> **TASK TO COMPLETE**
In the analysis of the proposed amendments below, what are the funds from the sale of assets immediately used to purchase? Please answer briefly.

> **SELECTED PASSAGE**
# # # # # # #

Analysis of the proposed amendments
The main legislative changes are as follows:
- The Law of Ukraine ‘On Sanctions’ is proposed to provide for a new sanction:
‘1-1) Recovery to the state revenue or forced sale of assets...’.
- The Law on ARMA stipulates that ARMA receives assets in respect of which a court decision has been made to impose a sanction under paragraph 1-1 of part one of Article 4 of the Law of Ukraine ‘On Sanctions’ in the form of forced sale of assets. It is the agency that is authorized to sell them.
- The assets are transferred into management based on the results of a tender by the procedure established by the Cabinet of Ministers of Ukraine.
- Assets are sold through electronic auctions in the Electronic Trading System (ETS). The ARMA Law sets out the auction procedure.
- The funds received from the sale of assets (clause 1-1 of part one of Article 4) are immediately used to purchase military government bonds.
- A month is given to publish data from the Unified State Register of Assets Seized in Criminal Proceedings.
- Seized property is sold through electronic auctions (public bidding) in the electronic trading system. In other words, property seized within the framework of enforcement proceedings is sold in the ETS. The procedure for sale is set out in the Law of Ukraine ‘On Enforcement Proceedings’.
- If the subject of the mortgage is a land plot or the right to use it, the sale of such mortgaged property is carried out exclusively at land auctions held by the Land Code of Ukraine, subject to the provisions of this Law and the Law of Ukraine ‘On Enforcement Proceedings’. The procedure is set out in the Law of Ukraine ‘On Mortgage’.
Comments
1. Forced sale of assets is not a type of sanction within the meaning of the Law of Ukraine ‘On Sanctions’, and the decision on forced sale should not be made by a court.
The idea of supplementing Article 4(1)(1) of the Law of Ukraine ‘On Sanctions’ with a new type of sanction ‘Recovery of assets for the state revenue or forced sale of assets...’ does not seem quite successful.
Firstly, the logic of the formal reflection of the types of sanctions in the Law, where each paragraph contains one sanction, is violated. Instead, it is proposed to provide for two types of sanctions in one paragraph at once.

# # # # # # #

> **EXCERPTED DATA**
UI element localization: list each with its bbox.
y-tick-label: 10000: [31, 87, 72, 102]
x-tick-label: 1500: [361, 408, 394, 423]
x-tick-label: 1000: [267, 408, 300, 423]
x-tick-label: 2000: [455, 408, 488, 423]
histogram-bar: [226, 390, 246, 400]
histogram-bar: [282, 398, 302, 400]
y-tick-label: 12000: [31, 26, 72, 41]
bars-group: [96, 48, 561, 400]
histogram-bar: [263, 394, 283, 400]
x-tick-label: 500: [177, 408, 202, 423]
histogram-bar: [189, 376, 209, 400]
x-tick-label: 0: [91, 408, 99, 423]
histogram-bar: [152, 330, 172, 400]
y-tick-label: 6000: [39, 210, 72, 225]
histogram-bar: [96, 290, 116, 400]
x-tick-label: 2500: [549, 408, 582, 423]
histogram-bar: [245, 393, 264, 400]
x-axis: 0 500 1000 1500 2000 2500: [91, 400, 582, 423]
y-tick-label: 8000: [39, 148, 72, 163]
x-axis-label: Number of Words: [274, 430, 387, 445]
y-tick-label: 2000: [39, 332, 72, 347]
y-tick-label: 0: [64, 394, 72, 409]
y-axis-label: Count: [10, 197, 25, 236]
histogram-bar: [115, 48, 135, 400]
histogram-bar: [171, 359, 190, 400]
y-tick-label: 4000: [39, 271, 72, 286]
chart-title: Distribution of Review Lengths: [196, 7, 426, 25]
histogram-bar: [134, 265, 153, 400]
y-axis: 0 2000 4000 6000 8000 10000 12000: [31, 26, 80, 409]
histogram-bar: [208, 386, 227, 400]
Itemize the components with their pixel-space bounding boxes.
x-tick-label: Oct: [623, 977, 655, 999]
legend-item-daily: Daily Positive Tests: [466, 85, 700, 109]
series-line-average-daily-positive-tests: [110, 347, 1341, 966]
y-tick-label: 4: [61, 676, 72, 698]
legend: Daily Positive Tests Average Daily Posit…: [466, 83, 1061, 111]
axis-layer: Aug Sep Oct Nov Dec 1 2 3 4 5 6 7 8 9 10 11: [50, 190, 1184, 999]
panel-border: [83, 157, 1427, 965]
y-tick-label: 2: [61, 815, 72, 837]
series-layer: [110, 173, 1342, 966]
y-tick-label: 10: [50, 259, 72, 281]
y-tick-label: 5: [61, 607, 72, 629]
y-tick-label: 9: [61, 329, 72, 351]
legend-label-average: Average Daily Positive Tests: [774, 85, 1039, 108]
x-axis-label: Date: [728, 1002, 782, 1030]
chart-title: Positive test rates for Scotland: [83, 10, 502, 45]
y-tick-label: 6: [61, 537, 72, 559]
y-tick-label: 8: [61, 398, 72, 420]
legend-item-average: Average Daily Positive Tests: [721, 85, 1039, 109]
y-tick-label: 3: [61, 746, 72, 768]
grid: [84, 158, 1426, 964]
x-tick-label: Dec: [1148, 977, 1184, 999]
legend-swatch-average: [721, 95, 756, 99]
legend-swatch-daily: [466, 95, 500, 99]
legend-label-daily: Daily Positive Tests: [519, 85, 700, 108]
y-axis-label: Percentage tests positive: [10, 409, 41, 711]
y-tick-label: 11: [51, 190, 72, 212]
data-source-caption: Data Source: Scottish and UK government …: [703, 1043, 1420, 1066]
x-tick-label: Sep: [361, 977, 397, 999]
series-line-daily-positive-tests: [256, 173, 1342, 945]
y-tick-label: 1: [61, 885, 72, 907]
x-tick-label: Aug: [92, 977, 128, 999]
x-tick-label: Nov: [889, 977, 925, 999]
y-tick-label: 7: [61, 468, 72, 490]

# # # # # # #

> **WRITTEN REPLY**
Military government bonds.